## Work required
Reproduce all of the material word for word.

## Input

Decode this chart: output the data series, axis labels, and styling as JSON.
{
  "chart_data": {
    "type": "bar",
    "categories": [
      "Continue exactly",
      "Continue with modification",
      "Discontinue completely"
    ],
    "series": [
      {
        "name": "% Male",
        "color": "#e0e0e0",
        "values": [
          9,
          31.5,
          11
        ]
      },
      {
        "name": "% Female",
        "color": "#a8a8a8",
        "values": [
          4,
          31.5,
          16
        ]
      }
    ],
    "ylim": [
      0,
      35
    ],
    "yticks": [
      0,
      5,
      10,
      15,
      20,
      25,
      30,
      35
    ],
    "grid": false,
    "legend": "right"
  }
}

## Output
Decode this chart: output the data series, axis labels, and styling as JSON.
{
  "chart_data": {
    "type": "bar",
    "categories": [
      "Continue exactly",
      "Continue with modification",
      "Discontinue completely"
    ],
    "series": [
      {
        "name": "% Male",
        "color": "#e0e0e0",
        "values": [
          9,
          31.5,
          11
        ]
      },
      {
        "name": "% Female",
        "color": "#a8a8a8",
        "values": [
          4,
          31.5,
          16
        ]
      }
    ],
    "ylim": [
      0,
      35
    ],
    "yticks": [
      0,
      5,
      10,
      15,
      20,
      25,
      30,
      35
    ],
    "grid": false,
    "legend": "right"
  }
}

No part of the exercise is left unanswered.